## DOCUMENT EXTRACT
━━━━

[Freeswitch-dev] Memory Leak in mod_sofia

Anthony Minessale anthony.minessale at gmail.com
Tue Dec 10 21:54:25 MSK 2013


See latest HEAD and patch in FS-6006

It seems in some conditions the code around state transitions that is
supposed to parse the signal data makes it past there.
The new 1 line patch adds a parse_all_messages in the heart of the state
machine where it is executed every time the state machine sets a new
running state.

I was able to lab up a bye glare scenario with sipp where I could reproduce
the queued_events bug in 1 second flat with 200 simo calls.
After this patch I was able to run the same test for 20000 calls without
triggering any delta in the queued_events






On Mon, Dec 9, 2013 at 9:26 PM, David Sanders <dsanders at pinger.com> wrote:

> I've dug into this more after suggestions from Anthony and others in
> IRC, and reproduced against 1.2.stable.
>
> I think there's a couple of leak cases, but I've got one large one which
> I'll go into further.
>
> Our main use case is bridging audio, and most of the leaks reference leg
> B. After tracking down some more SIP for leaked calls, with timestamps,
> I can see that the leak appears to happen if events happen nearly
> simultaneously on leg A and leg B. One example would be both legs saying
> BYE (bye glare) at the same time. Another example I saw was a CANCEL
> coming in on leg A at the same time as a 200 OK on leg B.

━━━━

## STATED PROBLEM A
From the mod_sofia memory leak thread, extract the stretch from "Anthony Minessale anthony.minessale" through "running state." word for word.
## STATED PROBLEM B
In the mod_sofia memory leak thread, how many calls did the same test run after the patch without triggering any delta in the queued_events?

## INFORMATION PROVIDED
━━━━

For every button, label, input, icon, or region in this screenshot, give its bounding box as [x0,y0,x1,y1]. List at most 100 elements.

━━━━

## TASK OUTPUT A
Anthony Minessale anthony.minessale at gmail.com
Tue Dec 10 21:54:25 MSK 2013


See latest HEAD and patch in FS-6006

It seems in some conditions the code around state transitions that is
supposed to parse the signal data makes it past there.
The new 1 line patch adds a parse_all_messages in the heart of the state
machine where it is executed every time the state machine sets a new
running state.

## TASK OUTPUT B
20000 calls.